DESCRIPTION OF THE TASK:
Copy the rows below verbatim, starting at "month label: JULI: [116, 1367, 190, 1435]" and ending at "month label: [578, 494, 718, 571]", with both included.

Stored data entries
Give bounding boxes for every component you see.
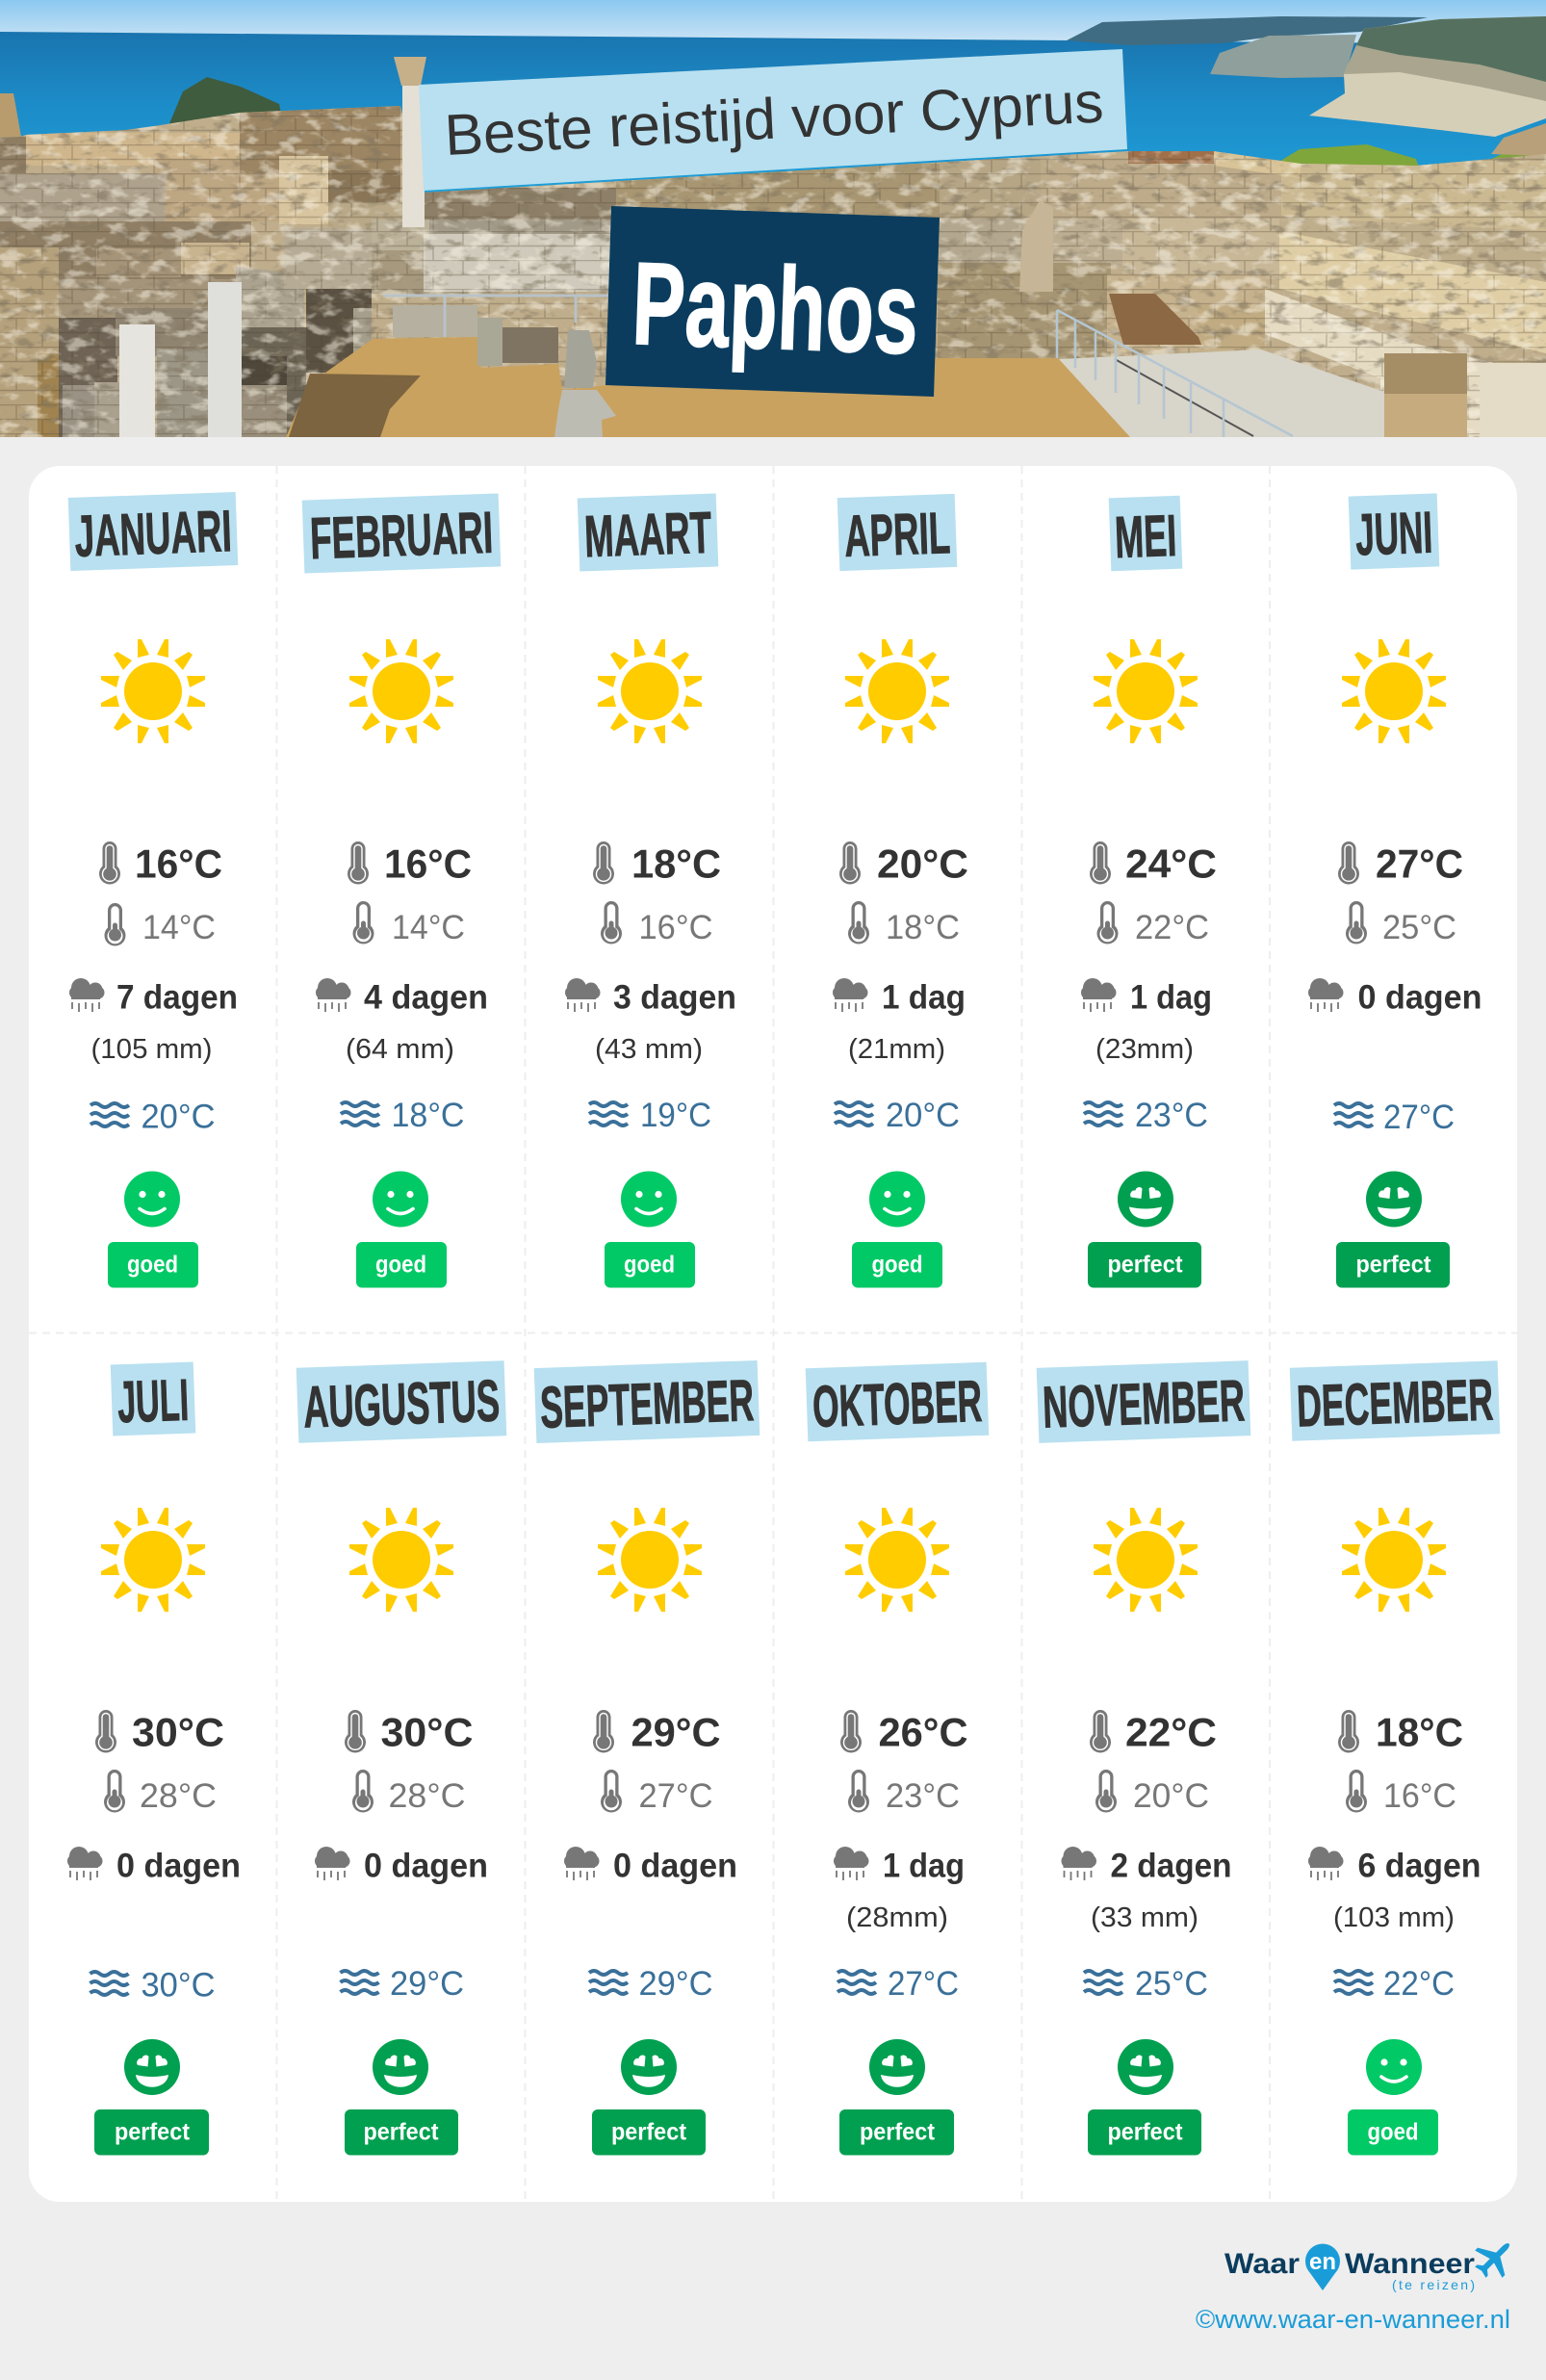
month label: JULI: [116, 1367, 190, 1435]
rain days: 1 dag: [883, 1847, 965, 1885]
icon: sun: [349, 639, 453, 743]
icon: sun: [1094, 639, 1198, 743]
sea temperature: [589, 1097, 711, 1134]
logo: Waar en Wanneer: [1224, 2230, 1523, 2292]
rating: perfect: [839, 2039, 954, 2155]
sea temperature: 23°C: [1135, 1097, 1208, 1134]
rating: perfect: perfect: [1107, 2118, 1183, 2145]
rating: goed: goed: [624, 1252, 675, 1279]
month label: [68, 492, 238, 571]
rain days: [316, 978, 488, 1017]
low temperature: 27°C: [639, 1777, 712, 1815]
month label: [302, 493, 501, 574]
month label: OKTOBER: [812, 1368, 983, 1439]
high temperature: 18°C: [1376, 1710, 1463, 1754]
rain days: 3 dagen: [613, 978, 736, 1017]
icon: sun: [598, 639, 702, 743]
sea temperature: 27°C: [888, 1965, 959, 2003]
month label: SEPTEMBER: [539, 1367, 755, 1440]
low temperature: 25°C: [1382, 909, 1456, 946]
rating: perfect: perfect: [115, 2118, 191, 2145]
sea temperature: [589, 1965, 712, 2003]
high temperature: 24°C: [1125, 841, 1217, 886]
month label: [296, 1360, 506, 1443]
sea temperature: 20°C: [141, 1098, 216, 1136]
rainfall: (103 mm): [1333, 1902, 1455, 1933]
icon: sun: [845, 639, 949, 743]
panel: juni: [1308, 493, 1482, 1288]
sea temperature: [90, 1098, 216, 1136]
panel: maart: [565, 494, 736, 1288]
rain days: 0 dagen: [364, 1847, 488, 1885]
sea temperature: 19°C: [640, 1097, 711, 1134]
low temperature: [352, 1770, 466, 1815]
sea temperature: 29°C: [639, 1965, 712, 2003]
sea temperature: [1084, 1097, 1208, 1134]
high temperature: 30°C: [132, 1710, 224, 1754]
sea temperature: [90, 1966, 216, 2005]
rain days: [1061, 1847, 1232, 1885]
low temperature: [601, 1770, 712, 1815]
rain days: [1081, 978, 1212, 1017]
rain days: 0 dagen: [1357, 978, 1482, 1017]
month label: [111, 1362, 195, 1436]
title banner: [419, 49, 1127, 191]
rating: perfect: perfect: [1355, 1252, 1431, 1279]
header photo: ruins of Kourion by the sea: [0, 0, 1546, 437]
low temperature: 16°C: [1383, 1777, 1456, 1815]
rainfall: (21mm): [848, 1034, 945, 1065]
city banner: [606, 206, 940, 397]
month label: [578, 494, 718, 571]
rain days: [834, 1847, 965, 1885]
low temperature: 14°C: [142, 909, 216, 946]
high temperature: [593, 1710, 720, 1754]
low temperature: [848, 901, 960, 946]
high temperature: 20°C: [877, 841, 968, 886]
month label: [534, 1360, 760, 1443]
high temperature: 18°C: [631, 841, 721, 886]
low temperature: 18°C: [886, 909, 960, 946]
rainfall: (28mm): [846, 1902, 948, 1933]
high temperature: [1338, 1710, 1463, 1754]
icon: sun: [598, 1508, 702, 1612]
low temperature: [352, 901, 465, 946]
panel: april: [833, 494, 968, 1288]
sea temperature: 27°C: [1383, 1099, 1455, 1136]
rating: goed: goed: [127, 1252, 178, 1279]
low temperature: [1346, 1770, 1456, 1815]
rating: perfect: [1088, 1171, 1201, 1288]
rainfall: (43 mm): [595, 1034, 703, 1065]
icon: sun: [1094, 1508, 1198, 1612]
sea temperature: 22°C: [1383, 1965, 1455, 2003]
rating: goed: [108, 1171, 198, 1288]
rating: perfect: perfect: [1107, 1252, 1183, 1279]
low temperature: 28°C: [140, 1777, 217, 1815]
low temperature: 16°C: [639, 909, 712, 946]
logo: Waar en Wanneer: Waar: [1224, 2248, 1300, 2280]
rating: goed: goed: [375, 1252, 426, 1279]
low temperature: [1346, 901, 1456, 946]
rain days: [67, 1847, 241, 1885]
title text: Beste reistijd voor Cyprus: [443, 69, 1105, 168]
month label: JANUARI: [73, 498, 233, 569]
sea temperature: 29°C: [390, 1965, 464, 2003]
city name: Paphos: [631, 238, 920, 378]
sea temperature: [1334, 1965, 1455, 2003]
low temperature: 14°C: [392, 909, 465, 946]
low temperature: [1095, 1770, 1209, 1815]
rain days: [315, 1847, 488, 1885]
rain days: 4 dagen: [364, 978, 488, 1017]
panel: februari: [302, 493, 501, 1288]
rain days: 6 dagen: [1357, 1847, 1481, 1885]
low temperature: [601, 901, 712, 946]
icon: sun: [101, 639, 205, 743]
low temperature: 28°C: [389, 1777, 466, 1815]
rainfall: (64 mm): [346, 1034, 454, 1065]
rating: goed: goed: [1367, 2118, 1419, 2145]
logo: Waar en Wanneer: (te reizen): [1392, 2277, 1475, 2292]
sea temperature: 25°C: [1135, 1965, 1208, 2003]
rainfall: (23mm): [1095, 1034, 1194, 1065]
rain days: 0 dagen: [613, 1847, 737, 1885]
rain days: [833, 978, 966, 1017]
high temperature: 27°C: [1376, 841, 1463, 886]
rain days: [1308, 978, 1482, 1017]
month label: [1037, 1360, 1250, 1443]
rating: perfect: perfect: [860, 2118, 936, 2145]
sea temperature: 20°C: [886, 1097, 960, 1134]
high temperature: 30°C: [381, 1710, 474, 1754]
month label: AUGUSTUS: [302, 1367, 501, 1440]
month label: MAART: [583, 500, 712, 569]
low temperature: [1097, 901, 1209, 946]
sea temperature: [1084, 1965, 1208, 2003]
logo: Waar en Wanneer: en: [1309, 2249, 1336, 2275]
panel: augustus: [296, 1360, 506, 2155]
month label: [806, 1362, 989, 1441]
rain days: [1308, 1847, 1481, 1885]
panel: mei: [1081, 496, 1217, 1288]
website credit: ©www.waar-en-wanneer.nl: [1196, 2305, 1510, 2334]
low temperature: 23°C: [886, 1777, 960, 1815]
low temperature: 22°C: [1135, 909, 1209, 946]
sea temperature: [835, 1097, 960, 1134]
rain days: 2 dagen: [1111, 1847, 1232, 1885]
high temperature: 16°C: [384, 841, 472, 886]
icon: sun: [349, 1508, 453, 1612]
rainfall: (105 mm): [90, 1034, 212, 1065]
rain days: [564, 1847, 737, 1885]
month label: FEBRUARI: [309, 500, 494, 571]
high temperature: 22°C: [1125, 1710, 1217, 1754]
rain days: 0 dagen: [116, 1847, 241, 1885]
icon: airplane: [1467, 2230, 1523, 2286]
month label: NOVEMBER: [1042, 1367, 1246, 1440]
high temperature: [99, 841, 222, 886]
rating: goed: goed: [872, 1252, 922, 1279]
panel: januari: [68, 492, 238, 1288]
sea temperature: [1334, 1099, 1455, 1136]
rainfall: (33 mm): [1091, 1902, 1198, 1933]
sea temperature: 30°C: [141, 1966, 216, 2005]
rain days: 7 dagen: [116, 978, 238, 1017]
month label: [1109, 496, 1182, 571]
panel: december: [1290, 1360, 1500, 2155]
rating: perfect: [592, 2039, 706, 2155]
rating: perfect: [1088, 2039, 1201, 2155]
rating: goed: [356, 1171, 447, 1288]
panel: november: [1037, 1360, 1250, 2155]
sea temperature: [341, 1097, 464, 1134]
rating: goed: [605, 1171, 695, 1288]
panel: monthly climate card: [29, 466, 1517, 2202]
low temperature: 20°C: [1133, 1777, 1209, 1815]
panel: juli: [67, 1362, 241, 2155]
rain days: [565, 978, 736, 1017]
high temperature: 29°C: [631, 1710, 720, 1754]
month label: APRIL: [843, 500, 951, 569]
rain days: 1 dag: [882, 978, 966, 1017]
month label: [1349, 493, 1439, 570]
low temperature: [104, 1770, 217, 1815]
rating: perfect: [94, 2039, 209, 2155]
logo: Waar en Wanneer: Wanneer: [1345, 2248, 1475, 2280]
high temperature: 16°C: [135, 841, 222, 886]
icon: sun: [101, 1508, 205, 1612]
sea temperature: [341, 1965, 464, 2003]
icon: map pin: [1305, 2244, 1340, 2290]
rating: goed: [852, 1171, 942, 1288]
rain days: 1 dag: [1130, 978, 1212, 1017]
high temperature: [593, 841, 721, 886]
low temperature: [848, 1770, 960, 1815]
rating: perfect: [345, 2039, 458, 2155]
sea temperature: 18°C: [391, 1097, 464, 1134]
rating: goed: [1348, 2039, 1438, 2155]
low temperature: [104, 903, 216, 946]
high temperature: [1338, 841, 1463, 886]
month label: [837, 494, 957, 571]
high temperature: [348, 841, 472, 886]
icon: sun: [1342, 639, 1446, 743]
icon: sun: [1342, 1508, 1446, 1612]
panel: september: [534, 1360, 760, 2155]
high temperature: 26°C: [878, 1710, 968, 1754]
icon: sun: [845, 1508, 949, 1612]
rating: perfect: perfect: [611, 2118, 687, 2145]
month label: JUNI: [1354, 500, 1433, 567]
month label: MEI: [1114, 503, 1177, 570]
high temperature: [840, 1710, 968, 1754]
rain days: [69, 978, 238, 1017]
rating: perfect: [1336, 1171, 1450, 1288]
rating: perfect: perfect: [364, 2118, 439, 2145]
sea temperature: [837, 1965, 959, 2003]
panel: oktober: [806, 1362, 989, 2155]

FINISHED TASK:
month label: JULI: [116, 1367, 190, 1435]
rain days: 1 dag: [883, 1847, 965, 1885]
icon: sun: [349, 639, 453, 743]
icon: sun: [1094, 639, 1198, 743]
sea temperature: [589, 1097, 711, 1134]
logo: Waar en Wanneer: [1224, 2230, 1523, 2292]
rating: perfect: [839, 2039, 954, 2155]
sea temperature: 23°C: [1135, 1097, 1208, 1134]
rating: perfect: perfect: [1107, 2118, 1183, 2145]
rating: goed: goed: [624, 1252, 675, 1279]
month label: [68, 492, 238, 571]
rain days: [316, 978, 488, 1017]
low temperature: 27°C: [639, 1777, 712, 1815]
month label: [302, 493, 501, 574]
month label: OKTOBER: [812, 1368, 983, 1439]
high temperature: 18°C: [1376, 1710, 1463, 1754]
rain days: 3 dagen: [613, 978, 736, 1017]
icon: sun: [598, 639, 702, 743]
sea temperature: 27°C: [888, 1965, 959, 2003]
month label: SEPTEMBER: [539, 1367, 755, 1440]
low temperature: 25°C: [1382, 909, 1456, 946]
rating: perfect: perfect: [115, 2118, 191, 2145]
sea temperature: [589, 1965, 712, 2003]
high temperature: 24°C: [1125, 841, 1217, 886]
month label: [296, 1360, 506, 1443]
sea temperature: 20°C: [141, 1098, 216, 1136]
rainfall: (103 mm): [1333, 1902, 1455, 1933]
icon: sun: [845, 639, 949, 743]
panel: juni: [1308, 493, 1482, 1288]
sea temperature: [90, 1098, 216, 1136]
panel: maart: [565, 494, 736, 1288]
rain days: 0 dagen: [364, 1847, 488, 1885]
sea temperature: 19°C: [640, 1097, 711, 1134]
low temperature: [352, 1770, 466, 1815]
sea temperature: 29°C: [639, 1965, 712, 2003]
sea temperature: [1084, 1097, 1208, 1134]
high temperature: 30°C: [132, 1710, 224, 1754]
sea temperature: [90, 1966, 216, 2005]
rain days: [1061, 1847, 1232, 1885]
low temperature: [601, 1770, 712, 1815]
rain days: [1081, 978, 1212, 1017]
rain days: 0 dagen: [1357, 978, 1482, 1017]
month label: [111, 1362, 195, 1436]
title banner: [419, 49, 1127, 191]
rating: perfect: perfect: [1355, 1252, 1431, 1279]
header photo: ruins of Kourion by the sea: [0, 0, 1546, 437]
low temperature: 16°C: [1383, 1777, 1456, 1815]
rainfall: (21mm): [848, 1034, 945, 1065]
city banner: [606, 206, 940, 397]
month label: [578, 494, 718, 571]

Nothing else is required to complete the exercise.